*** Data lines ***

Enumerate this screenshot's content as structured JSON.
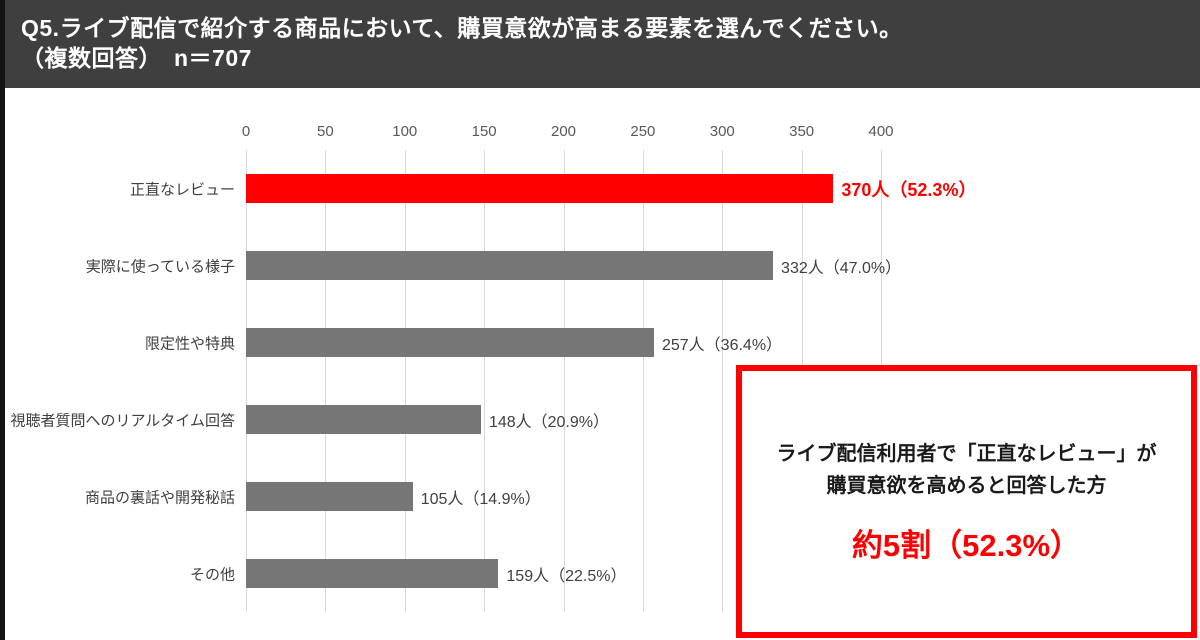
{
  "header": {
    "title_line1": "Q5.ライブ配信で紹介する商品において、購買意欲が高まる要素を選んでください。",
    "title_line2": "（複数回答）　n＝707",
    "bg_color": "#3F3F3F",
    "text_color": "#FFFFFF"
  },
  "chart_data": {
    "type": "bar",
    "orientation": "horizontal",
    "title": "Q5.ライブ配信で紹介する商品において、購買意欲が高まる要素を選んでください。（複数回答） n＝707",
    "n": 707,
    "categories": [
      "正直なレビュー",
      "実際に使っている様子",
      "限定性や特典",
      "視聴者質問へのリアルタイム回答",
      "商品の裏話や開発秘話",
      "その他"
    ],
    "values": [
      370,
      332,
      257,
      148,
      105,
      159
    ],
    "percentages": [
      52.3,
      47.0,
      36.4,
      20.9,
      14.9,
      22.5
    ],
    "value_labels": [
      "370人（52.3%）",
      "332人（47.0%）",
      "257人（36.4%）",
      "148人（20.9%）",
      "105人（14.9%）",
      "159人（22.5%）"
    ],
    "highlight_index": 0,
    "bar_color": "#767676",
    "highlight_color": "#FF0000",
    "highlight_label_color": "#FF0000",
    "grid": true,
    "grid_color": "#D9D9D9",
    "xlim": [
      0,
      400
    ],
    "xticks": [
      0,
      50,
      100,
      150,
      200,
      250,
      300,
      350,
      400
    ]
  },
  "callout": {
    "line1": "ライブ配信利用者で「正直なレビュー」が",
    "line2": "購買意欲を高めると回答した方",
    "stat": "約5割（52.3%）",
    "border_color": "#FF0000",
    "stat_color": "#FF0000"
  }
}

***

Restate the data above word for word. Do not include the images.

Enumerate this screenshot's content as structured JSON.
{
  "header": {
    "title_line1": "Q5.ライブ配信で紹介する商品において、購買意欲が高まる要素を選んでください。",
    "title_line2": "（複数回答）　n＝707",
    "bg_color": "#3F3F3F",
    "text_color": "#FFFFFF"
  },
  "chart_data": {
    "type": "bar",
    "orientation": "horizontal",
    "title": "Q5.ライブ配信で紹介する商品において、購買意欲が高まる要素を選んでください。（複数回答） n＝707",
    "n": 707,
    "categories": [
      "正直なレビュー",
      "実際に使っている様子",
      "限定性や特典",
      "視聴者質問へのリアルタイム回答",
      "商品の裏話や開発秘話",
      "その他"
    ],
    "values": [
      370,
      332,
      257,
      148,
      105,
      159
    ],
    "percentages": [
      52.3,
      47.0,
      36.4,
      20.9,
      14.9,
      22.5
    ],
    "value_labels": [
      "370人（52.3%）",
      "332人（47.0%）",
      "257人（36.4%）",
      "148人（20.9%）",
      "105人（14.9%）",
      "159人（22.5%）"
    ],
    "highlight_index": 0,
    "bar_color": "#767676",
    "highlight_color": "#FF0000",
    "highlight_label_color": "#FF0000",
    "grid": true,
    "grid_color": "#D9D9D9",
    "xlim": [
      0,
      400
    ],
    "xticks": [
      0,
      50,
      100,
      150,
      200,
      250,
      300,
      350,
      400
    ]
  },
  "callout": {
    "line1": "ライブ配信利用者で「正直なレビュー」が",
    "line2": "購買意欲を高めると回答した方",
    "stat": "約5割（52.3%）",
    "border_color": "#FF0000",
    "stat_color": "#FF0000"
  }
}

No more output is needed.